SET TASK :: Only the pictures are to be left out; set down the rest of the records exactly.
-- START OF SUPPLIED RECORDS --
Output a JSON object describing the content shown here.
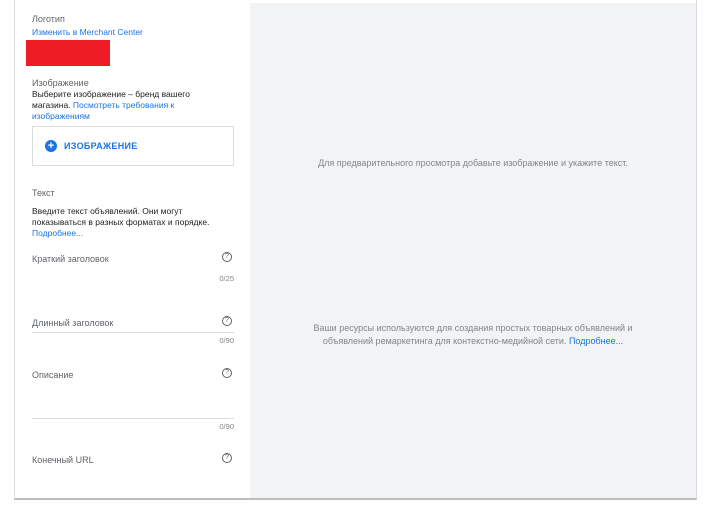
{
  "logo": {
    "label": "Логотип",
    "link": "Изменить в Merchant Center"
  },
  "image": {
    "label": "Изображение",
    "desc_line1": "Выберите изображение – бренд вашего",
    "desc_line2": "магазина.",
    "desc_link1": "Посмотреть требования к",
    "desc_link2": "изображениям",
    "button_label": "ИЗОБРАЖЕНИЕ",
    "button_icon": "plus-circle-icon"
  },
  "text": {
    "label": "Текст",
    "desc_line1": "Введите текст объявлений. Они могут",
    "desc_line2": "показываться в разных форматах и порядке.",
    "more_link": "Подробнее..."
  },
  "fields": {
    "short_title": {
      "label": "Краткий заголовок",
      "counter": "0/25"
    },
    "long_title": {
      "label": "Длинный заголовок",
      "counter": "0/90"
    },
    "description": {
      "label": "Описание",
      "counter": "0/90"
    },
    "final_url": {
      "label": "Конечный URL"
    }
  },
  "help_glyph": "?",
  "preview": {
    "hint": "Для предварительного просмотра добавьте изображение и укажите текст.",
    "info_line1": "Ваши ресурсы используются для создания простых товарных объявлений и",
    "info_line2": "объявлений ремаркетинга для контекстно-медийной сети.",
    "info_link": "Подробнее..."
  },
  "colors": {
    "accent": "#1a73e8",
    "logo_fill": "#ee1c25",
    "preview_bg": "#f1f3f4"
  }
}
-- END OF SUPPLIED RECORDS --
FINISHED ANSWER ::
Output a JSON object describing the content shown here.
{
  "logo": {
    "label": "Логотип",
    "link": "Изменить в Merchant Center"
  },
  "image": {
    "label": "Изображение",
    "desc_line1": "Выберите изображение – бренд вашего",
    "desc_line2": "магазина.",
    "desc_link1": "Посмотреть требования к",
    "desc_link2": "изображениям",
    "button_label": "ИЗОБРАЖЕНИЕ",
    "button_icon": "plus-circle-icon"
  },
  "text": {
    "label": "Текст",
    "desc_line1": "Введите текст объявлений. Они могут",
    "desc_line2": "показываться в разных форматах и порядке.",
    "more_link": "Подробнее..."
  },
  "fields": {
    "short_title": {
      "label": "Краткий заголовок",
      "counter": "0/25"
    },
    "long_title": {
      "label": "Длинный заголовок",
      "counter": "0/90"
    },
    "description": {
      "label": "Описание",
      "counter": "0/90"
    },
    "final_url": {
      "label": "Конечный URL"
    }
  },
  "help_glyph": "?",
  "preview": {
    "hint": "Для предварительного просмотра добавьте изображение и укажите текст.",
    "info_line1": "Ваши ресурсы используются для создания простых товарных объявлений и",
    "info_line2": "объявлений ремаркетинга для контекстно-медийной сети.",
    "info_link": "Подробнее..."
  },
  "colors": {
    "accent": "#1a73e8",
    "logo_fill": "#ee1c25",
    "preview_bg": "#f1f3f4"
  }
}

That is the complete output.